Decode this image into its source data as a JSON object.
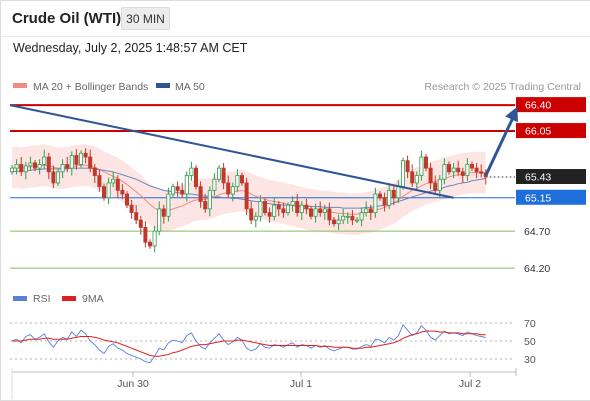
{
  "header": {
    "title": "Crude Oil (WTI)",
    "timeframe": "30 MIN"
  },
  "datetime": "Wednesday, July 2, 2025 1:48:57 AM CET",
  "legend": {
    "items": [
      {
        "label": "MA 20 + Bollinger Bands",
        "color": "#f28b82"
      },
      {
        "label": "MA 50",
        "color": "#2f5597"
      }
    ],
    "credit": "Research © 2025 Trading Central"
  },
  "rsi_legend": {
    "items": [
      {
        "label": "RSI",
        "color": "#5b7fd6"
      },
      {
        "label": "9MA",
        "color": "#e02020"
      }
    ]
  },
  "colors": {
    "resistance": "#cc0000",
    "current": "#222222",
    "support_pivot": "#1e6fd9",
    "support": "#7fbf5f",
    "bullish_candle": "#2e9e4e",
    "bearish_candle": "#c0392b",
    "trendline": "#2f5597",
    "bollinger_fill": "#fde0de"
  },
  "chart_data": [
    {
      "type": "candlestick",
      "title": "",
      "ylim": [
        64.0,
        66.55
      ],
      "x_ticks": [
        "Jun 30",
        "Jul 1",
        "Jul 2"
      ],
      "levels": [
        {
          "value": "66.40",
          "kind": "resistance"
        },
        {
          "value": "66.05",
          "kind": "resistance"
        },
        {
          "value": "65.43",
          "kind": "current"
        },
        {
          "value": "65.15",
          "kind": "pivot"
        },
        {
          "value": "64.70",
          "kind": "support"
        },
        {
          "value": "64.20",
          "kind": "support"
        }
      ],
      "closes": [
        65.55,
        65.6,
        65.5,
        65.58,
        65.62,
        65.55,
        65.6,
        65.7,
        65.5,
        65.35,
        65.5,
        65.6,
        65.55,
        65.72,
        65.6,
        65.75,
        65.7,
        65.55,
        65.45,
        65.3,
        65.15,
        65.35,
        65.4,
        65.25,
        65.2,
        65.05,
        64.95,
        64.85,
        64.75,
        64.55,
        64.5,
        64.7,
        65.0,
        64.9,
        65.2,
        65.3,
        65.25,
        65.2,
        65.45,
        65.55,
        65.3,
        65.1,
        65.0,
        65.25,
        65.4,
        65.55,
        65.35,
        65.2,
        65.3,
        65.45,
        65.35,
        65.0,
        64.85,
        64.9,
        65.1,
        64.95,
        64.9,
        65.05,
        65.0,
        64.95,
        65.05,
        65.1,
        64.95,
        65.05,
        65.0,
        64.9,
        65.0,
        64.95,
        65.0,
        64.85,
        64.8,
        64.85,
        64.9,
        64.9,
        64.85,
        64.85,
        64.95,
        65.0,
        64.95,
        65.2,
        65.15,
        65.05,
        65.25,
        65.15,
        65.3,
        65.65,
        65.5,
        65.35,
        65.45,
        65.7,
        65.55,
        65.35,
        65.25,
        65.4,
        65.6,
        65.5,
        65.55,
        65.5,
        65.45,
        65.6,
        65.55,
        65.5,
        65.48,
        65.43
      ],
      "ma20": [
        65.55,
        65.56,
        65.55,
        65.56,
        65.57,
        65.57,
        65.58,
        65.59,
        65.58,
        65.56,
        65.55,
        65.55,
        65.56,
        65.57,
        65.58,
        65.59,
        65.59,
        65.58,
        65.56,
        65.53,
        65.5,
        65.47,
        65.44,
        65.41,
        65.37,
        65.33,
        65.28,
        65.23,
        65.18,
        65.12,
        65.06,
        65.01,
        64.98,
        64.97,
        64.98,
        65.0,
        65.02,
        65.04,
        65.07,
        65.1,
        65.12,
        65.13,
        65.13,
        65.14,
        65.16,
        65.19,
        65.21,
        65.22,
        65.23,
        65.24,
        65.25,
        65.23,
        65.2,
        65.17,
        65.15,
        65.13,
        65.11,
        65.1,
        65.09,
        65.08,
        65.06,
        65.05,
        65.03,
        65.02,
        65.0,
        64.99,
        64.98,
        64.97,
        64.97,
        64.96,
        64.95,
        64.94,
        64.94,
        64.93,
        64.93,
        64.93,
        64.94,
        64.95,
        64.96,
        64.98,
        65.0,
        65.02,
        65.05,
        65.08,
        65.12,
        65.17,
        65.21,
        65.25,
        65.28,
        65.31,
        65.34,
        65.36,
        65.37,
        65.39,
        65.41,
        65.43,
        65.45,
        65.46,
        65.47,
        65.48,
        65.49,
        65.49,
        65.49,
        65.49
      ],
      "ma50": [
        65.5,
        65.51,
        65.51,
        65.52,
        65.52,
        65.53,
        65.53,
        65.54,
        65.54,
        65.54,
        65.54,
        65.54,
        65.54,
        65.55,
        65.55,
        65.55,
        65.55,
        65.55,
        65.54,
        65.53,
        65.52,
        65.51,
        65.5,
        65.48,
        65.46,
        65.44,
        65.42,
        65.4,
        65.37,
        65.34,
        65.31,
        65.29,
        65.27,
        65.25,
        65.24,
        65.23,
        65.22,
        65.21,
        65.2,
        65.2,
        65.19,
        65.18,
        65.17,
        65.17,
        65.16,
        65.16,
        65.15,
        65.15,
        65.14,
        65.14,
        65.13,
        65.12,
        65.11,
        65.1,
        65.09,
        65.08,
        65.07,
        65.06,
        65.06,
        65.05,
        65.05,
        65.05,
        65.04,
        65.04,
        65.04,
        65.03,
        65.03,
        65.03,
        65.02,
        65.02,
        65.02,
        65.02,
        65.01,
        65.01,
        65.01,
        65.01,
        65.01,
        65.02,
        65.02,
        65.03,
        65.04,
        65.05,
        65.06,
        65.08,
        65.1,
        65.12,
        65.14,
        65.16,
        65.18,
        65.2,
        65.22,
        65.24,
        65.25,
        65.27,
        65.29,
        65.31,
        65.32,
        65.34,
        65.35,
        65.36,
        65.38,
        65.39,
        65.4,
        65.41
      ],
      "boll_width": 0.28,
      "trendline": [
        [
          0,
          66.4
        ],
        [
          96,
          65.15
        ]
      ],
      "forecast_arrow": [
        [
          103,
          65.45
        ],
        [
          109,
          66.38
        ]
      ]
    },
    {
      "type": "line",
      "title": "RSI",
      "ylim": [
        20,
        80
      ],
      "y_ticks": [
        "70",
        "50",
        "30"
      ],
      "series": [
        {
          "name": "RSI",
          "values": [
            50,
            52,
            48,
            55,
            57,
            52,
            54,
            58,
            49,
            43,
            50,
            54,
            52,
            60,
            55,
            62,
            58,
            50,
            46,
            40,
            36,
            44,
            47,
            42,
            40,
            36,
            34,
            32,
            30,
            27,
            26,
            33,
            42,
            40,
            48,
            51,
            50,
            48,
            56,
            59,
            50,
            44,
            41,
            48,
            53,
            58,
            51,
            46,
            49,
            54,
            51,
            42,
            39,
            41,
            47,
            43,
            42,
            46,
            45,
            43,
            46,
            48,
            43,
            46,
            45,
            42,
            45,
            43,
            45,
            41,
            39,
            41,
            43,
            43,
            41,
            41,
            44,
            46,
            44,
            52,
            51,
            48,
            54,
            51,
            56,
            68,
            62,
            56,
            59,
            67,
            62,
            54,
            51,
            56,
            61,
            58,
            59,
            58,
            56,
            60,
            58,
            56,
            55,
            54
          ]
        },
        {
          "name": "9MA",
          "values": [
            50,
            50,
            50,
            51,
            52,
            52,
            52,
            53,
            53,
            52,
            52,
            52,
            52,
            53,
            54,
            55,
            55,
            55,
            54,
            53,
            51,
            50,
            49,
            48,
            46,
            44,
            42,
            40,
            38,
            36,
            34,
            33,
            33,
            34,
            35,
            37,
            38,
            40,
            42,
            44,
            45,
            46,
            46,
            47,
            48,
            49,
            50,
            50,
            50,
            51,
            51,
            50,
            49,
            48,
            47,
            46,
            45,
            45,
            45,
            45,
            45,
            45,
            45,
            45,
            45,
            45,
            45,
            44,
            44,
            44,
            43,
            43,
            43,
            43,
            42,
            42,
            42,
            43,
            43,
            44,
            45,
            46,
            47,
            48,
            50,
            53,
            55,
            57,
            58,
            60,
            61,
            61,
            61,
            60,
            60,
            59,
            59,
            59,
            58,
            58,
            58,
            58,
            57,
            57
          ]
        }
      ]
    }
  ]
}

...

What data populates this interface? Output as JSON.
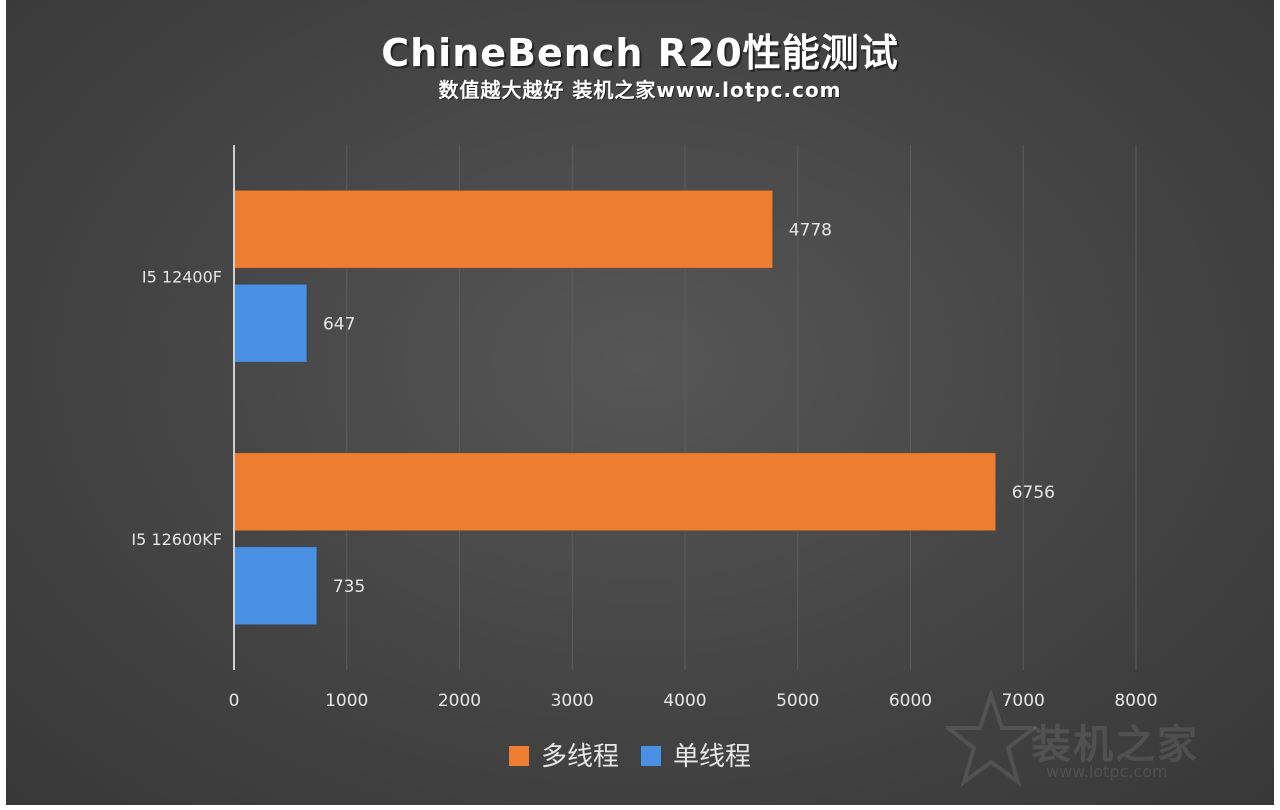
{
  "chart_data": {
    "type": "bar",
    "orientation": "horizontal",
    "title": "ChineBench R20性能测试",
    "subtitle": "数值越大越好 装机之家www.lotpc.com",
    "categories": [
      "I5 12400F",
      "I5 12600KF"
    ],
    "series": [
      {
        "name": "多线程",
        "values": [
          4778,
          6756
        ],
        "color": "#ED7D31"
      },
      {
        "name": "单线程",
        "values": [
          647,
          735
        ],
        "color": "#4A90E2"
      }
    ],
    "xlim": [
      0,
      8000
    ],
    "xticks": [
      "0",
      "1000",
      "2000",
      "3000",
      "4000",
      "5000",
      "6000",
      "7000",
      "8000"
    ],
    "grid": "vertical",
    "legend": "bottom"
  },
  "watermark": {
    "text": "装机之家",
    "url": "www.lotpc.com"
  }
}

- EXERCISE REQUIREMENTS
Your task is to gather every line with the word "label" and copy it.

- ANSWER TO THE PROBLEM
        "label": "MA 20 + Bollinger Bands",
        "label": "MA 50",
        "label": "RSI",
        "label": "9MA",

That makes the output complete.